[Figure contents as structured data]
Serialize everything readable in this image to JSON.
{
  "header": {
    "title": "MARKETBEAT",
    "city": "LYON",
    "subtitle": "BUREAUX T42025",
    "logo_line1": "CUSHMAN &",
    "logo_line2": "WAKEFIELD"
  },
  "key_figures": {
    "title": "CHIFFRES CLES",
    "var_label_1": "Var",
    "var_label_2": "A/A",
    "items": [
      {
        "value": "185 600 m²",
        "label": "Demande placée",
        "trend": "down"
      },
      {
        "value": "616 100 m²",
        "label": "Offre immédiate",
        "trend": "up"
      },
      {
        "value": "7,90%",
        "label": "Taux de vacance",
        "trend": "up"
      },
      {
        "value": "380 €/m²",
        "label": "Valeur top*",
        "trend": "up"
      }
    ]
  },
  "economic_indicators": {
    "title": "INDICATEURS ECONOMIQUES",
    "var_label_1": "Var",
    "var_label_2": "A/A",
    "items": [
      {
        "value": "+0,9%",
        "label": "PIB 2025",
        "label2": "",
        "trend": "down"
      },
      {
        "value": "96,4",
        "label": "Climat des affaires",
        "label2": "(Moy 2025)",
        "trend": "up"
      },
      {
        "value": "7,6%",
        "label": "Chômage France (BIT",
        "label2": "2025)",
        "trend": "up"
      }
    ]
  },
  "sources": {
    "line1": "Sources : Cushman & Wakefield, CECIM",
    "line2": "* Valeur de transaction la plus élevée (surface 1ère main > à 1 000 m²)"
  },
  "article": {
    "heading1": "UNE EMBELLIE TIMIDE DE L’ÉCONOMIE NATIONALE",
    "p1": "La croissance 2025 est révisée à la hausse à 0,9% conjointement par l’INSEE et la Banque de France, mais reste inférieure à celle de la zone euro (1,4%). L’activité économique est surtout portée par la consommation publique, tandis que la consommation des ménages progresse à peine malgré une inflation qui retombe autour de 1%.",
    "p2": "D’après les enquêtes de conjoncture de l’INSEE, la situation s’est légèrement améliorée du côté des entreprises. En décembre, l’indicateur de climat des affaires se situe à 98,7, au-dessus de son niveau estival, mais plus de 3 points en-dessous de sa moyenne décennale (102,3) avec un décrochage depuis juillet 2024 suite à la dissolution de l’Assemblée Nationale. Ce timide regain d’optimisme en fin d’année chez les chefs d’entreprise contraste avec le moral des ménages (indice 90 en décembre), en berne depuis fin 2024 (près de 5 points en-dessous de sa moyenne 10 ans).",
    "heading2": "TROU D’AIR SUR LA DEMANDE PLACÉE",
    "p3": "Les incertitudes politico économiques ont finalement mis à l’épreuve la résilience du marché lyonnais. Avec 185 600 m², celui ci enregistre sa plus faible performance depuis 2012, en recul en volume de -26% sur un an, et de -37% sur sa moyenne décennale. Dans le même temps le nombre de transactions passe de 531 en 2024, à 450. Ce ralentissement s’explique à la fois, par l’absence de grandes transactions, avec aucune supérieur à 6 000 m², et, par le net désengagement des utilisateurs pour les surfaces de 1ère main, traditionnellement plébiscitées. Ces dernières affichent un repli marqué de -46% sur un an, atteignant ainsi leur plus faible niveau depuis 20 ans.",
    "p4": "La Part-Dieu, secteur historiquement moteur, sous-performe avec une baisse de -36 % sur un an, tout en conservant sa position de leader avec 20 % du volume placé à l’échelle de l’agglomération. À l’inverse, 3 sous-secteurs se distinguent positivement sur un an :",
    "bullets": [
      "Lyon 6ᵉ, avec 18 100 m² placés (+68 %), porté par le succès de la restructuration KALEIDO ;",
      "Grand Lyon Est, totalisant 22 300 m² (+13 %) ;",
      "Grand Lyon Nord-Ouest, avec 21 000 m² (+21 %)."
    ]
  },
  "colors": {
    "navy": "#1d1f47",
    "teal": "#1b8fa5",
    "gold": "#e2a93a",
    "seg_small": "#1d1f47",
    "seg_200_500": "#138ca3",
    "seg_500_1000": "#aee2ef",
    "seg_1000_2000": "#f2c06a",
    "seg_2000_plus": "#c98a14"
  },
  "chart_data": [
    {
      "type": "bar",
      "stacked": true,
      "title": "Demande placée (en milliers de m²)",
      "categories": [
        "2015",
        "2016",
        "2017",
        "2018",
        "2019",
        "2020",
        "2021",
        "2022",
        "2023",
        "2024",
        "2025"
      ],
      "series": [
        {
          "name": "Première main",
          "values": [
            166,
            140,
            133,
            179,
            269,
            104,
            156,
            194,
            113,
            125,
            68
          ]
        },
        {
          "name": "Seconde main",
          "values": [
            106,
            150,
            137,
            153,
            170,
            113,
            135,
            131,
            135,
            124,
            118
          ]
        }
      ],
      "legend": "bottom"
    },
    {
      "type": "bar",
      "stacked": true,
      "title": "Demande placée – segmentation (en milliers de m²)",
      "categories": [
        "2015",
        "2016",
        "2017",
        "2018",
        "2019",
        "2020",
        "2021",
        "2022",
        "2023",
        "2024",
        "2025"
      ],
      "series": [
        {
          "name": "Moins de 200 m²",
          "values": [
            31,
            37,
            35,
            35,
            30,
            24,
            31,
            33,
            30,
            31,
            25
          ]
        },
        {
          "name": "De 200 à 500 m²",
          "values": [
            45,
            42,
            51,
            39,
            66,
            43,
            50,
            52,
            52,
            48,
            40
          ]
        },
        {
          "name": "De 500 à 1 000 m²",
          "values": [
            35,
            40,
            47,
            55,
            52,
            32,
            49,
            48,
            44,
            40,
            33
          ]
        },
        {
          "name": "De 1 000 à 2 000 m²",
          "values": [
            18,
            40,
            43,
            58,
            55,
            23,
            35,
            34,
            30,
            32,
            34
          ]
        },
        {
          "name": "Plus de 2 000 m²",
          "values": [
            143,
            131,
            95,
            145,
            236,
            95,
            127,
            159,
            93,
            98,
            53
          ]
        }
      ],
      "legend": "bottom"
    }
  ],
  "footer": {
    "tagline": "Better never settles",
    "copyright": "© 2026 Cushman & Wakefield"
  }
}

=== Instruction ===
Copy the material above, line for line.

=== Correct answer ===
Serialize everything readable in this image to JSON.
{
  "header": {
    "title": "MARKETBEAT",
    "city": "LYON",
    "subtitle": "BUREAUX T42025",
    "logo_line1": "CUSHMAN &",
    "logo_line2": "WAKEFIELD"
  },
  "key_figures": {
    "title": "CHIFFRES CLES",
    "var_label_1": "Var",
    "var_label_2": "A/A",
    "items": [
      {
        "value": "185 600 m²",
        "label": "Demande placée",
        "trend": "down"
      },
      {
        "value": "616 100 m²",
        "label": "Offre immédiate",
        "trend": "up"
      },
      {
        "value": "7,90%",
        "label": "Taux de vacance",
        "trend": "up"
      },
      {
        "value": "380 €/m²",
        "label": "Valeur top*",
        "trend": "up"
      }
    ]
  },
  "economic_indicators": {
    "title": "INDICATEURS ECONOMIQUES",
    "var_label_1": "Var",
    "var_label_2": "A/A",
    "items": [
      {
        "value": "+0,9%",
        "label": "PIB 2025",
        "label2": "",
        "trend": "down"
      },
      {
        "value": "96,4",
        "label": "Climat des affaires",
        "label2": "(Moy 2025)",
        "trend": "up"
      },
      {
        "value": "7,6%",
        "label": "Chômage France (BIT",
        "label2": "2025)",
        "trend": "up"
      }
    ]
  },
  "sources": {
    "line1": "Sources : Cushman & Wakefield, CECIM",
    "line2": "* Valeur de transaction la plus élevée (surface 1ère main > à 1 000 m²)"
  },
  "article": {
    "heading1": "UNE EMBELLIE TIMIDE DE L’ÉCONOMIE NATIONALE",
    "p1": "La croissance 2025 est révisée à la hausse à 0,9% conjointement par l’INSEE et la Banque de France, mais reste inférieure à celle de la zone euro (1,4%). L’activité économique est surtout portée par la consommation publique, tandis que la consommation des ménages progresse à peine malgré une inflation qui retombe autour de 1%.",
    "p2": "D’après les enquêtes de conjoncture de l’INSEE, la situation s’est légèrement améliorée du côté des entreprises. En décembre, l’indicateur de climat des affaires se situe à 98,7, au-dessus de son niveau estival, mais plus de 3 points en-dessous de sa moyenne décennale (102,3) avec un décrochage depuis juillet 2024 suite à la dissolution de l’Assemblée Nationale. Ce timide regain d’optimisme en fin d’année chez les chefs d’entreprise contraste avec le moral des ménages (indice 90 en décembre), en berne depuis fin 2024 (près de 5 points en-dessous de sa moyenne 10 ans).",
    "heading2": "TROU D’AIR SUR LA DEMANDE PLACÉE",
    "p3": "Les incertitudes politico économiques ont finalement mis à l’épreuve la résilience du marché lyonnais. Avec 185 600 m², celui ci enregistre sa plus faible performance depuis 2012, en recul en volume de -26% sur un an, et de -37% sur sa moyenne décennale. Dans le même temps le nombre de transactions passe de 531 en 2024, à 450. Ce ralentissement s’explique à la fois, par l’absence de grandes transactions, avec aucune supérieur à 6 000 m², et, par le net désengagement des utilisateurs pour les surfaces de 1ère main, traditionnellement plébiscitées. Ces dernières affichent un repli marqué de -46% sur un an, atteignant ainsi leur plus faible niveau depuis 20 ans.",
    "p4": "La Part-Dieu, secteur historiquement moteur, sous-performe avec une baisse de -36 % sur un an, tout en conservant sa position de leader avec 20 % du volume placé à l’échelle de l’agglomération. À l’inverse, 3 sous-secteurs se distinguent positivement sur un an :",
    "bullets": [
      "Lyon 6ᵉ, avec 18 100 m² placés (+68 %), porté par le succès de la restructuration KALEIDO ;",
      "Grand Lyon Est, totalisant 22 300 m² (+13 %) ;",
      "Grand Lyon Nord-Ouest, avec 21 000 m² (+21 %)."
    ]
  },
  "colors": {
    "navy": "#1d1f47",
    "teal": "#1b8fa5",
    "gold": "#e2a93a",
    "seg_small": "#1d1f47",
    "seg_200_500": "#138ca3",
    "seg_500_1000": "#aee2ef",
    "seg_1000_2000": "#f2c06a",
    "seg_2000_plus": "#c98a14"
  },
  "chart_data": [
    {
      "type": "bar",
      "stacked": true,
      "title": "Demande placée (en milliers de m²)",
      "categories": [
        "2015",
        "2016",
        "2017",
        "2018",
        "2019",
        "2020",
        "2021",
        "2022",
        "2023",
        "2024",
        "2025"
      ],
      "series": [
        {
          "name": "Première main",
          "values": [
            166,
            140,
            133,
            179,
            269,
            104,
            156,
            194,
            113,
            125,
            68
          ]
        },
        {
          "name": "Seconde main",
          "values": [
            106,
            150,
            137,
            153,
            170,
            113,
            135,
            131,
            135,
            124,
            118
          ]
        }
      ],
      "legend": "bottom"
    },
    {
      "type": "bar",
      "stacked": true,
      "title": "Demande placée – segmentation (en milliers de m²)",
      "categories": [
        "2015",
        "2016",
        "2017",
        "2018",
        "2019",
        "2020",
        "2021",
        "2022",
        "2023",
        "2024",
        "2025"
      ],
      "series": [
        {
          "name": "Moins de 200 m²",
          "values": [
            31,
            37,
            35,
            35,
            30,
            24,
            31,
            33,
            30,
            31,
            25
          ]
        },
        {
          "name": "De 200 à 500 m²",
          "values": [
            45,
            42,
            51,
            39,
            66,
            43,
            50,
            52,
            52,
            48,
            40
          ]
        },
        {
          "name": "De 500 à 1 000 m²",
          "values": [
            35,
            40,
            47,
            55,
            52,
            32,
            49,
            48,
            44,
            40,
            33
          ]
        },
        {
          "name": "De 1 000 à 2 000 m²",
          "values": [
            18,
            40,
            43,
            58,
            55,
            23,
            35,
            34,
            30,
            32,
            34
          ]
        },
        {
          "name": "Plus de 2 000 m²",
          "values": [
            143,
            131,
            95,
            145,
            236,
            95,
            127,
            159,
            93,
            98,
            53
          ]
        }
      ],
      "legend": "bottom"
    }
  ],
  "footer": {
    "tagline": "Better never settles",
    "copyright": "© 2026 Cushman & Wakefield"
  }
}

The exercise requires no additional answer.